* Material to process:
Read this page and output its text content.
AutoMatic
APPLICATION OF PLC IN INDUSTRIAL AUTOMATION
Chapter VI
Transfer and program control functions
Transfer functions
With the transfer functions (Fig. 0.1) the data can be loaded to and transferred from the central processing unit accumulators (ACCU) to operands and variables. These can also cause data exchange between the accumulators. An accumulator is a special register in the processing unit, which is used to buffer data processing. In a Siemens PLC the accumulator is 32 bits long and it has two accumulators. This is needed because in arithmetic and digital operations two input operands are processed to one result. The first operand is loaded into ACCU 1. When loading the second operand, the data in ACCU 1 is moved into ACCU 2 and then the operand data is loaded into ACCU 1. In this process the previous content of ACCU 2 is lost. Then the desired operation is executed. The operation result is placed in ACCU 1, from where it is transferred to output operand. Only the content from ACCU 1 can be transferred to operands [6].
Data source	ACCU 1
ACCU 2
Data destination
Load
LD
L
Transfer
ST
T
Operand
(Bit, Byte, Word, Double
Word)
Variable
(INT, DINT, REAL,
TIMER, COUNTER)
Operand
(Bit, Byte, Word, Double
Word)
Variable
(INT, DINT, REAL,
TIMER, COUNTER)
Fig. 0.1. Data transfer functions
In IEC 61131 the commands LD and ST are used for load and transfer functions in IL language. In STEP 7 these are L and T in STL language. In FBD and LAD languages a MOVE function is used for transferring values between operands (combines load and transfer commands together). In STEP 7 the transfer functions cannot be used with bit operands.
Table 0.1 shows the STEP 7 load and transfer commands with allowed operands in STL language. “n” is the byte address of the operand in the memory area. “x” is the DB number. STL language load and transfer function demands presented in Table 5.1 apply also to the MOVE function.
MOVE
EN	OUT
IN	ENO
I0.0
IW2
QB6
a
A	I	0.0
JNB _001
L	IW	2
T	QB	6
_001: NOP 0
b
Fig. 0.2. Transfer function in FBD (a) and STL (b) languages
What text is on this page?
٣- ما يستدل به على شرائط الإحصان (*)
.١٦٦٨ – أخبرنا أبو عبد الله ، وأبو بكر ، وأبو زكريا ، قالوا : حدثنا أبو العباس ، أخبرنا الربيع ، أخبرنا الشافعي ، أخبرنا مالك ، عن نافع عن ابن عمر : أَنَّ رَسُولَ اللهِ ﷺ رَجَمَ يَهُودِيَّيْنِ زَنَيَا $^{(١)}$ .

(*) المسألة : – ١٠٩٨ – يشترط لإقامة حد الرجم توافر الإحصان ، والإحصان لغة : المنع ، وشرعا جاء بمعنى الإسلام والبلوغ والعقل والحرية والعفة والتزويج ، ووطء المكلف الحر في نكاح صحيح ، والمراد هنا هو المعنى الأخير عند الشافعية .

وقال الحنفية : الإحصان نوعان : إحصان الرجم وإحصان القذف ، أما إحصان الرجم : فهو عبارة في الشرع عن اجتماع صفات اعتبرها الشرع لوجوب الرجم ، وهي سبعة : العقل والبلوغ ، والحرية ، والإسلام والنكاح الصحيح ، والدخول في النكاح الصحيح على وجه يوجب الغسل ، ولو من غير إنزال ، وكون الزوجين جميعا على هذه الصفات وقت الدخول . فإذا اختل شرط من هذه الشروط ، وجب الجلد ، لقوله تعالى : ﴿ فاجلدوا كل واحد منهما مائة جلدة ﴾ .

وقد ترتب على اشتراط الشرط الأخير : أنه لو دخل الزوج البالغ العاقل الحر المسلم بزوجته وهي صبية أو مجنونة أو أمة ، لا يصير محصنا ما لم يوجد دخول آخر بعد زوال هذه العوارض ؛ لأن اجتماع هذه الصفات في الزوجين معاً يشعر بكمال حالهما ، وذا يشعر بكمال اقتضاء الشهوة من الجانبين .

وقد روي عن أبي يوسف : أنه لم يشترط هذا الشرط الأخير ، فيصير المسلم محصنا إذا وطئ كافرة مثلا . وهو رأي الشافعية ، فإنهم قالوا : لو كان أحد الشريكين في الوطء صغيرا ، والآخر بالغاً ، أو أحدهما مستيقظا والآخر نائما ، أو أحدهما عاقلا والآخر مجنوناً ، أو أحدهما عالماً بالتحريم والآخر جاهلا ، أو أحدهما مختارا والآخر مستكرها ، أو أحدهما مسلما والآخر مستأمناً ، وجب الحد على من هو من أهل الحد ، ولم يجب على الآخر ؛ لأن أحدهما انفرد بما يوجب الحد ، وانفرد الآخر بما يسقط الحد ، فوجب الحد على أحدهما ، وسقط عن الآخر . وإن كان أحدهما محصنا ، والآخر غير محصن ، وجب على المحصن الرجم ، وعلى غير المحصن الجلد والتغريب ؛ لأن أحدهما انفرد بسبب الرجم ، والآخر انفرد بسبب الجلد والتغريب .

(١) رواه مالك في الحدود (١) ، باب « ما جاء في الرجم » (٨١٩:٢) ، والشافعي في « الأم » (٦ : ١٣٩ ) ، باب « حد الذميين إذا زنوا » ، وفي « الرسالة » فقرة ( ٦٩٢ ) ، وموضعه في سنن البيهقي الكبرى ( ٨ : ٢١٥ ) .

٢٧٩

* Task brief:
Using the listing above, please repeat every entry exactly.

* Task answer:
Read this page and output its text content.
AutoMatic
APPLICATION OF PLC IN INDUSTRIAL AUTOMATION
Chapter VI
Transfer and program control functions
Transfer functions
With the transfer functions (Fig. 0.1) the data can be loaded to and transferred from the central processing unit accumulators (ACCU) to operands and variables. These can also cause data exchange between the accumulators. An accumulator is a special register in the processing unit, which is used to buffer data processing. In a Siemens PLC the accumulator is 32 bits long and it has two accumulators. This is needed because in arithmetic and digital operations two input operands are processed to one result. The first operand is loaded into ACCU 1. When loading the second operand, the data in ACCU 1 is moved into ACCU 2 and then the operand data is loaded into ACCU 1. In this process the previous content of ACCU 2 is lost. Then the desired operation is executed. The operation result is placed in ACCU 1, from where it is transferred to output operand. Only the content from ACCU 1 can be transferred to operands [6].
Data source	ACCU 1
ACCU 2
Data destination
Load
LD
L
Transfer
ST
T
Operand
(Bit, Byte, Word, Double
Word)
Variable
(INT, DINT, REAL,
TIMER, COUNTER)
Operand
(Bit, Byte, Word, Double
Word)
Variable
(INT, DINT, REAL,
TIMER, COUNTER)
Fig. 0.1. Data transfer functions
In IEC 61131 the commands LD and ST are used for load and transfer functions in IL language. In STEP 7 these are L and T in STL language. In FBD and LAD languages a MOVE function is used for transferring values between operands (combines load and transfer commands together). In STEP 7 the transfer functions cannot be used with bit operands.
Table 0.1 shows the STEP 7 load and transfer commands with allowed operands in STL language. “n” is the byte address of the operand in the memory area. “x” is the DB number. STL language load and transfer function demands presented in Table 5.1 apply also to the MOVE function.
MOVE
EN	OUT
IN	ENO
I0.0
IW2
QB6
a
A	I	0.0
JNB _001
L	IW	2
T	QB	6
_001: NOP 0
b
Fig. 0.2. Transfer function in FBD (a) and STL (b) languages
What text is on this page?
٣- ما يستدل به على شرائط الإحصان (*)
.١٦٦٨ – أخبرنا أبو عبد الله ، وأبو بكر ، وأبو زكريا ، قالوا : حدثنا أبو العباس ، أخبرنا الربيع ، أخبرنا الشافعي ، أخبرنا مالك ، عن نافع عن ابن عمر : أَنَّ رَسُولَ اللهِ ﷺ رَجَمَ يَهُودِيَّيْنِ زَنَيَا $^{(١)}$ .

(*) المسألة : – ١٠٩٨ – يشترط لإقامة حد الرجم توافر الإحصان ، والإحصان لغة : المنع ، وشرعا جاء بمعنى الإسلام والبلوغ والعقل والحرية والعفة والتزويج ، ووطء المكلف الحر في نكاح صحيح ، والمراد هنا هو المعنى الأخير عند الشافعية .

وقال الحنفية : الإحصان نوعان : إحصان الرجم وإحصان القذف ، أما إحصان الرجم : فهو عبارة في الشرع عن اجتماع صفات اعتبرها الشرع لوجوب الرجم ، وهي سبعة : العقل والبلوغ ، والحرية ، والإسلام والنكاح الصحيح ، والدخول في النكاح الصحيح على وجه يوجب الغسل ، ولو من غير إنزال ، وكون الزوجين جميعا على هذه الصفات وقت الدخول . فإذا اختل شرط من هذه الشروط ، وجب الجلد ، لقوله تعالى : ﴿ فاجلدوا كل واحد منهما مائة جلدة ﴾ .

وقد ترتب على اشتراط الشرط الأخير : أنه لو دخل الزوج البالغ العاقل الحر المسلم بزوجته وهي صبية أو مجنونة أو أمة ، لا يصير محصنا ما لم يوجد دخول آخر بعد زوال هذه العوارض ؛ لأن اجتماع هذه الصفات في الزوجين معاً يشعر بكمال حالهما ، وذا يشعر بكمال اقتضاء الشهوة من الجانبين .

وقد روي عن أبي يوسف : أنه لم يشترط هذا الشرط الأخير ، فيصير المسلم محصنا إذا وطئ كافرة مثلا . وهو رأي الشافعية ، فإنهم قالوا : لو كان أحد الشريكين في الوطء صغيرا ، والآخر بالغاً ، أو أحدهما مستيقظا والآخر نائما ، أو أحدهما عاقلا والآخر مجنوناً ، أو أحدهما عالماً بالتحريم والآخر جاهلا ، أو أحدهما مختارا والآخر مستكرها ، أو أحدهما مسلما والآخر مستأمناً ، وجب الحد على من هو من أهل الحد ، ولم يجب على الآخر ؛ لأن أحدهما انفرد بما يوجب الحد ، وانفرد الآخر بما يسقط الحد ، فوجب الحد على أحدهما ، وسقط عن الآخر . وإن كان أحدهما محصنا ، والآخر غير محصن ، وجب على المحصن الرجم ، وعلى غير المحصن الجلد والتغريب ؛ لأن أحدهما انفرد بسبب الرجم ، والآخر انفرد بسبب الجلد والتغريب .

(١) رواه مالك في الحدود (١) ، باب « ما جاء في الرجم » (٨١٩:٢) ، والشافعي في « الأم » (٦ : ١٣٩ ) ، باب « حد الذميين إذا زنوا » ، وفي « الرسالة » فقرة ( ٦٩٢ ) ، وموضعه في سنن البيهقي الكبرى ( ٨ : ٢١٥ ) .

٢٧٩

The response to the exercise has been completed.